───── Vorgegebener Text ─────

Tempo

Es ist so eine Sache mit der Geschwindigkeit, mit der die Uhr tickt. Mal rast das Leben nur so vor sich hin, mal schleichen die Minuten als gebe es kein Morgen. Urlaub zum Beispiel, kaum habe ich das erste Mal ausgeschlafen und mir genüsslich im Bett überlegt, was wir alles Wundervolles mit dem Tag anstellen könnten, zack, schon ist der ganze Urlaub schon wieder vorbei.

Und dazwischen hat die Sonne sanft und freundlich über die Toskana geschienen, hat Siena in warmen Ockertönen gestrahlt, der Turm in Pisa stoisch der Statik getrotzt, Florenz in all seiner renaissancehaften Eleganz die Touristenmassen über sich ergehen lassen.

─────

Zur Aufgabe = Schreibe bitte den Text „Tempo“ nach seinem letzten Satz weiter. Die Zeilen stammen aus einer anderen Quelle als der Text „Tempo“.

───── Inhalt des Datensatzes ─────

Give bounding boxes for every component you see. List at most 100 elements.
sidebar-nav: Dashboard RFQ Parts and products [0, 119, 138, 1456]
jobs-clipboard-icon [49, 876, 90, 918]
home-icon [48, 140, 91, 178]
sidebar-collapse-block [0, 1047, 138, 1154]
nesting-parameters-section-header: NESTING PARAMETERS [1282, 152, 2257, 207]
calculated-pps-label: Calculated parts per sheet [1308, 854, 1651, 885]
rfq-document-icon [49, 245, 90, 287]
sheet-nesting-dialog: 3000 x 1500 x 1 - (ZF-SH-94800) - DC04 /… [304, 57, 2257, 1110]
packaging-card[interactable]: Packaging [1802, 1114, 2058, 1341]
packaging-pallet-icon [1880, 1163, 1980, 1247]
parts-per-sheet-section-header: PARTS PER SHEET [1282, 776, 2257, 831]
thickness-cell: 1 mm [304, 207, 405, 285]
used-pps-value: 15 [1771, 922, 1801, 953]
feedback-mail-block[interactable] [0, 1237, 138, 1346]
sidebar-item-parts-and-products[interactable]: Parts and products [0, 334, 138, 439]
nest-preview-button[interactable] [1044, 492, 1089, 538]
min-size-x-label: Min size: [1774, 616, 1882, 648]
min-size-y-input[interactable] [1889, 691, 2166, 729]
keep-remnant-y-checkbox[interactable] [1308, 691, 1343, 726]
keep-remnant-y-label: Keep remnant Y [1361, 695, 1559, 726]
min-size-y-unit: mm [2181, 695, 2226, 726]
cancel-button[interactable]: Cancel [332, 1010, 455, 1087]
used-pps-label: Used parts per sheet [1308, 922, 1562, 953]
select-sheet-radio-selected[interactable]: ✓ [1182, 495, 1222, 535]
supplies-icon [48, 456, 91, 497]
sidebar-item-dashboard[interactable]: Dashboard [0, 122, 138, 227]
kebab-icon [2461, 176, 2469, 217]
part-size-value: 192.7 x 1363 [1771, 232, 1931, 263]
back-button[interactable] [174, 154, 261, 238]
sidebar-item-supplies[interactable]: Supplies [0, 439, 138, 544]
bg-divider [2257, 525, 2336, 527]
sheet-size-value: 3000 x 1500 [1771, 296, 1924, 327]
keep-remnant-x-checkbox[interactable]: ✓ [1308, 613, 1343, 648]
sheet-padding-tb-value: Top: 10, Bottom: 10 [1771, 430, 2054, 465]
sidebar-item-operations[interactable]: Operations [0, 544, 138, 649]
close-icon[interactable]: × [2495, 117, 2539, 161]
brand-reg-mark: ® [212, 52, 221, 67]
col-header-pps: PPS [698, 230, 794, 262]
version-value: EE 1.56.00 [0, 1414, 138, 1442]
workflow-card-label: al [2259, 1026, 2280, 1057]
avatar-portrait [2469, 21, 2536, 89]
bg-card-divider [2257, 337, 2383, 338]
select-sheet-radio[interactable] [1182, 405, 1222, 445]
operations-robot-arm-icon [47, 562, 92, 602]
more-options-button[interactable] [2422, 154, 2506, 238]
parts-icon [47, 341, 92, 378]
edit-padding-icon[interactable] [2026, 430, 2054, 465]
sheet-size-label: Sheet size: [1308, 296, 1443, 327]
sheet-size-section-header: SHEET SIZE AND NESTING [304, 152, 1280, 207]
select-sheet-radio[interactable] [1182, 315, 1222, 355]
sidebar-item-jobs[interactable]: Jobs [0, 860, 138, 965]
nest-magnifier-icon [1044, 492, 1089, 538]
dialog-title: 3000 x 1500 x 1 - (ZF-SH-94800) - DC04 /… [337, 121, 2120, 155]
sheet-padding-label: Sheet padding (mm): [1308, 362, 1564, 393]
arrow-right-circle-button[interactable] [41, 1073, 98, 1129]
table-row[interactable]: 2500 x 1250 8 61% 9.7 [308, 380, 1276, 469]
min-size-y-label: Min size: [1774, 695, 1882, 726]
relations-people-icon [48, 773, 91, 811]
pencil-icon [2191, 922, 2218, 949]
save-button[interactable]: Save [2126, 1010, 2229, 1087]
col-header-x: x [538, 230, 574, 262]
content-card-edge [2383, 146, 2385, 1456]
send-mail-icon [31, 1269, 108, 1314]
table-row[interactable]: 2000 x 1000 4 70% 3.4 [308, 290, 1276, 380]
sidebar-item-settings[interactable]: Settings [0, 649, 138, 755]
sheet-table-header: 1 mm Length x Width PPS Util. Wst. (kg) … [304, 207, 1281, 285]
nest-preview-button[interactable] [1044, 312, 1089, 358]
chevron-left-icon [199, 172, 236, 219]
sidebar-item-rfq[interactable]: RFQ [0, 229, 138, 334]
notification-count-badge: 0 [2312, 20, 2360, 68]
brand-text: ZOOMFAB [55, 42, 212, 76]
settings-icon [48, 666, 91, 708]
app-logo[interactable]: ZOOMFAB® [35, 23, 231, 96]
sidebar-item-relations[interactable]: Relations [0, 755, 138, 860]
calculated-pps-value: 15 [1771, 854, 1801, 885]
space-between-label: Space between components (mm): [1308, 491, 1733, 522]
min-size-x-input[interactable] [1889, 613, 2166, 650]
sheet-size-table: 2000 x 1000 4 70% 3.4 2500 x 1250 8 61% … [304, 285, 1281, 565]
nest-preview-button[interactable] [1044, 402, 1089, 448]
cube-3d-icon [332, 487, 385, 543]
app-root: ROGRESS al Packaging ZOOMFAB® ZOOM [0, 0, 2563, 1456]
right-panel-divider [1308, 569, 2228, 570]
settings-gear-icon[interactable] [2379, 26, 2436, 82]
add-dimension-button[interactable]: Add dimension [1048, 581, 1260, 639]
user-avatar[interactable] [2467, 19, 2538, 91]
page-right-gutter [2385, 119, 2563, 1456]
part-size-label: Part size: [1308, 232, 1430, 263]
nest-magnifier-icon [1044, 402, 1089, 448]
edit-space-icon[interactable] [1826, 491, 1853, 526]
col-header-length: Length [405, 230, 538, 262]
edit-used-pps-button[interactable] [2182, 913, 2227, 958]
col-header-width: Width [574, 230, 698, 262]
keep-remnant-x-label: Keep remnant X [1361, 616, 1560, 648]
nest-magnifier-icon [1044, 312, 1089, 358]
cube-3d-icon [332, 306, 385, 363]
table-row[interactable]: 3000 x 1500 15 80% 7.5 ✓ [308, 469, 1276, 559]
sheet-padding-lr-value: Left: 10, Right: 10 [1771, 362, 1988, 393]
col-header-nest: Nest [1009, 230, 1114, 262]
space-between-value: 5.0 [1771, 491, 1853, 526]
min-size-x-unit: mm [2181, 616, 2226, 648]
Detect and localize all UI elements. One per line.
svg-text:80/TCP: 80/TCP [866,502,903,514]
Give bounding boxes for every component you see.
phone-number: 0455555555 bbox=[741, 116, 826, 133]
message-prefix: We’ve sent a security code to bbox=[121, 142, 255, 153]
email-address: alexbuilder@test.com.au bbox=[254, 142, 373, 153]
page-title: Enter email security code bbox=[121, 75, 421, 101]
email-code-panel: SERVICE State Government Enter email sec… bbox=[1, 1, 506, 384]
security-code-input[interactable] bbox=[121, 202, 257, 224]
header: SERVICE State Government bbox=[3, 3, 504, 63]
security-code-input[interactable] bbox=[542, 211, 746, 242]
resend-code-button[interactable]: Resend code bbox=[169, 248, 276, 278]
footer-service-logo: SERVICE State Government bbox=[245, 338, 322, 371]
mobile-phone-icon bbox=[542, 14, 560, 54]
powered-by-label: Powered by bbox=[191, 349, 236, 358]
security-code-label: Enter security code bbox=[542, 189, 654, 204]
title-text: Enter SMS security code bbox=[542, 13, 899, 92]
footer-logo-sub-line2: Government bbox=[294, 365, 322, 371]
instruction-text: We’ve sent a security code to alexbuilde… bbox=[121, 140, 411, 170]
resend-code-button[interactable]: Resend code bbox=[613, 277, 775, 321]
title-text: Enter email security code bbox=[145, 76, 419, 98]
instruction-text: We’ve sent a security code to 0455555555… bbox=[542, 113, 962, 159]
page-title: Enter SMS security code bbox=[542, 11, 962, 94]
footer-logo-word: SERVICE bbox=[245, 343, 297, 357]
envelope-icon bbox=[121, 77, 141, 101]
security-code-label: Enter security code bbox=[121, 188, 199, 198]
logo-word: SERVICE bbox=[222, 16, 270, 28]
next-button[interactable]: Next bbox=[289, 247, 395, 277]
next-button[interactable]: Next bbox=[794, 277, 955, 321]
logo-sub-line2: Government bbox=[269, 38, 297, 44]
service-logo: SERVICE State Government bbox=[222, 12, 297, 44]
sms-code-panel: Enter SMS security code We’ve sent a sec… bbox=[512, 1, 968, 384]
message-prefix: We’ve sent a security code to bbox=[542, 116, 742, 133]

─────

Lösung =
Ein bisschen von dieser ferienhaften Verpeilthaftigkeit begleitet mich schon seit einer Woche durch Hamburg. Sind eh gerade nicht so viele Termine und irgendwie verschwindet die ganze schöne Zeit dabei unauffällig. Gleichzeitig fühlt sich die Zeit dabei nicht so lang und bedeutungsvoll an wie die Zeit in der Toskana, als jeder Tag ein neues Erlebnis war. Schade nur, dass Urlaub in höherer Dosierung irgendwie aufhört urlaubig zu sein.

Ein klein wenig mehr Sonne, Weinberge, Zypressen, Swimmingpool, Pasta und Chianti gemeinsam in großer Runde hätte ich durchaus noch vertragen können. Nachdem das nun irgendwie gerade nicht geht, schlendere ich noch ein wenig durch meine Alltag. Gelassenheit hin oder her, eine kleine Reisereportage wird kommen. Dochdoch, bestimmt.